TASK BRIEF
Transcribe all of the material exactly, except for its pictures.

Items from a figure collection
□ □ □ □ □
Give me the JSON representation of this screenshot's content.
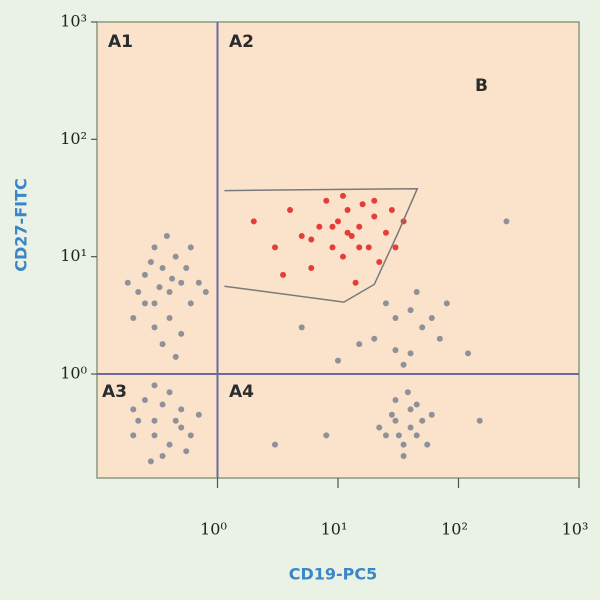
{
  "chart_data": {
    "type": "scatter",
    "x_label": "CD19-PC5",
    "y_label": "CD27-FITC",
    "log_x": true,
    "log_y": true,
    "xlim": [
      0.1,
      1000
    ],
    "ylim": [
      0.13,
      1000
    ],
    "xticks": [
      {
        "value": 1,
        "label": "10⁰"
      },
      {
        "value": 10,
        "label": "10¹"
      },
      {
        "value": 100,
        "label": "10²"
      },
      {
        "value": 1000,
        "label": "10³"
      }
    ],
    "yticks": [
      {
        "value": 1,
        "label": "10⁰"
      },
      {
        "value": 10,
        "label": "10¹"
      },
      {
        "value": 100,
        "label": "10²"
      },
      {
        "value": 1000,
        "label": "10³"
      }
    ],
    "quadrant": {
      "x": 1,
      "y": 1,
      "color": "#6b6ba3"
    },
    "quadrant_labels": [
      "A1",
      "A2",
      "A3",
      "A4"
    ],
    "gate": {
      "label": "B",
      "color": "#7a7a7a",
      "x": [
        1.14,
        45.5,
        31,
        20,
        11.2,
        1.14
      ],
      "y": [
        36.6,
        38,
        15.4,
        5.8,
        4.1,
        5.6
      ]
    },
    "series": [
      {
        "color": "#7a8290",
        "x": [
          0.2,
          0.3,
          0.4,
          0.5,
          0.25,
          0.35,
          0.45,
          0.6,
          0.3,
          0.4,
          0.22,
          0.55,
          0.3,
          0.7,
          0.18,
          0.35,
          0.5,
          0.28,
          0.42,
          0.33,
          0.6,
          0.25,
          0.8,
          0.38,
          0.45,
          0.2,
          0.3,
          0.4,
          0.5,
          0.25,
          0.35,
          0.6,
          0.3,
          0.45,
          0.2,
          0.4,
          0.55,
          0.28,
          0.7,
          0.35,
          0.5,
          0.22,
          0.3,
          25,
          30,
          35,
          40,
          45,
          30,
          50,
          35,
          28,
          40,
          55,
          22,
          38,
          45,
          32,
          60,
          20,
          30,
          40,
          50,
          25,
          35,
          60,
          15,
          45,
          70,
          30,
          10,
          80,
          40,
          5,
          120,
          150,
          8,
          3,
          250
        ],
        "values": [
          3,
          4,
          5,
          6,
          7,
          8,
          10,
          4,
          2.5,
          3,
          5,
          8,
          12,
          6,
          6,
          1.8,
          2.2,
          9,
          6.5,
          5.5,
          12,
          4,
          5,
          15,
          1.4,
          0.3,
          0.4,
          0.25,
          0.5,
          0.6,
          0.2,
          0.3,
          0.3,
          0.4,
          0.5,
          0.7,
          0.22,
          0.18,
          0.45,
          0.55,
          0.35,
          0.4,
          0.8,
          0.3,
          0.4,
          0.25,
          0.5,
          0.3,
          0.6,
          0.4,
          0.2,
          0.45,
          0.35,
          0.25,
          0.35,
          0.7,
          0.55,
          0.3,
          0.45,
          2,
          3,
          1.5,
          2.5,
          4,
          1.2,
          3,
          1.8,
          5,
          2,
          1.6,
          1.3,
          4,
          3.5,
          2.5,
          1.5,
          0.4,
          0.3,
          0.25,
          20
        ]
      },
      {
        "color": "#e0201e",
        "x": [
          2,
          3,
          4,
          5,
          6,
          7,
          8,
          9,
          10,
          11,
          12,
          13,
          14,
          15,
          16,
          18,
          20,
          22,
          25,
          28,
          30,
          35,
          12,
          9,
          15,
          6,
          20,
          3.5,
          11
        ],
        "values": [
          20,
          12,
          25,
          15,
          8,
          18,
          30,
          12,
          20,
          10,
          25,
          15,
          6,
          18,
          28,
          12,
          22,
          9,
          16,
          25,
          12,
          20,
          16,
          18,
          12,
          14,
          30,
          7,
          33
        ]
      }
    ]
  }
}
□ □ □ □ □
RESULT FOR THIS TASK
Give me the JSON representation of this screenshot's content.
{
  "chart_data": {
    "type": "scatter",
    "x_label": "CD19-PC5",
    "y_label": "CD27-FITC",
    "log_x": true,
    "log_y": true,
    "xlim": [
      0.1,
      1000
    ],
    "ylim": [
      0.13,
      1000
    ],
    "xticks": [
      {
        "value": 1,
        "label": "10⁰"
      },
      {
        "value": 10,
        "label": "10¹"
      },
      {
        "value": 100,
        "label": "10²"
      },
      {
        "value": 1000,
        "label": "10³"
      }
    ],
    "yticks": [
      {
        "value": 1,
        "label": "10⁰"
      },
      {
        "value": 10,
        "label": "10¹"
      },
      {
        "value": 100,
        "label": "10²"
      },
      {
        "value": 1000,
        "label": "10³"
      }
    ],
    "quadrant": {
      "x": 1,
      "y": 1,
      "color": "#6b6ba3"
    },
    "quadrant_labels": [
      "A1",
      "A2",
      "A3",
      "A4"
    ],
    "gate": {
      "label": "B",
      "color": "#7a7a7a",
      "x": [
        1.14,
        45.5,
        31,
        20,
        11.2,
        1.14
      ],
      "y": [
        36.6,
        38,
        15.4,
        5.8,
        4.1,
        5.6
      ]
    },
    "series": [
      {
        "color": "#7a8290",
        "x": [
          0.2,
          0.3,
          0.4,
          0.5,
          0.25,
          0.35,
          0.45,
          0.6,
          0.3,
          0.4,
          0.22,
          0.55,
          0.3,
          0.7,
          0.18,
          0.35,
          0.5,
          0.28,
          0.42,
          0.33,
          0.6,
          0.25,
          0.8,
          0.38,
          0.45,
          0.2,
          0.3,
          0.4,
          0.5,
          0.25,
          0.35,
          0.6,
          0.3,
          0.45,
          0.2,
          0.4,
          0.55,
          0.28,
          0.7,
          0.35,
          0.5,
          0.22,
          0.3,
          25,
          30,
          35,
          40,
          45,
          30,
          50,
          35,
          28,
          40,
          55,
          22,
          38,
          45,
          32,
          60,
          20,
          30,
          40,
          50,
          25,
          35,
          60,
          15,
          45,
          70,
          30,
          10,
          80,
          40,
          5,
          120,
          150,
          8,
          3,
          250
        ],
        "values": [
          3,
          4,
          5,
          6,
          7,
          8,
          10,
          4,
          2.5,
          3,
          5,
          8,
          12,
          6,
          6,
          1.8,
          2.2,
          9,
          6.5,
          5.5,
          12,
          4,
          5,
          15,
          1.4,
          0.3,
          0.4,
          0.25,
          0.5,
          0.6,
          0.2,
          0.3,
          0.3,
          0.4,
          0.5,
          0.7,
          0.22,
          0.18,
          0.45,
          0.55,
          0.35,
          0.4,
          0.8,
          0.3,
          0.4,
          0.25,
          0.5,
          0.3,
          0.6,
          0.4,
          0.2,
          0.45,
          0.35,
          0.25,
          0.35,
          0.7,
          0.55,
          0.3,
          0.45,
          2,
          3,
          1.5,
          2.5,
          4,
          1.2,
          3,
          1.8,
          5,
          2,
          1.6,
          1.3,
          4,
          3.5,
          2.5,
          1.5,
          0.4,
          0.3,
          0.25,
          20
        ]
      },
      {
        "color": "#e0201e",
        "x": [
          2,
          3,
          4,
          5,
          6,
          7,
          8,
          9,
          10,
          11,
          12,
          13,
          14,
          15,
          16,
          18,
          20,
          22,
          25,
          28,
          30,
          35,
          12,
          9,
          15,
          6,
          20,
          3.5,
          11
        ],
        "values": [
          20,
          12,
          25,
          15,
          8,
          18,
          30,
          12,
          20,
          10,
          25,
          15,
          6,
          18,
          28,
          12,
          22,
          9,
          16,
          25,
          12,
          20,
          16,
          18,
          12,
          14,
          30,
          7,
          33
        ]
      }
    ]
  }
}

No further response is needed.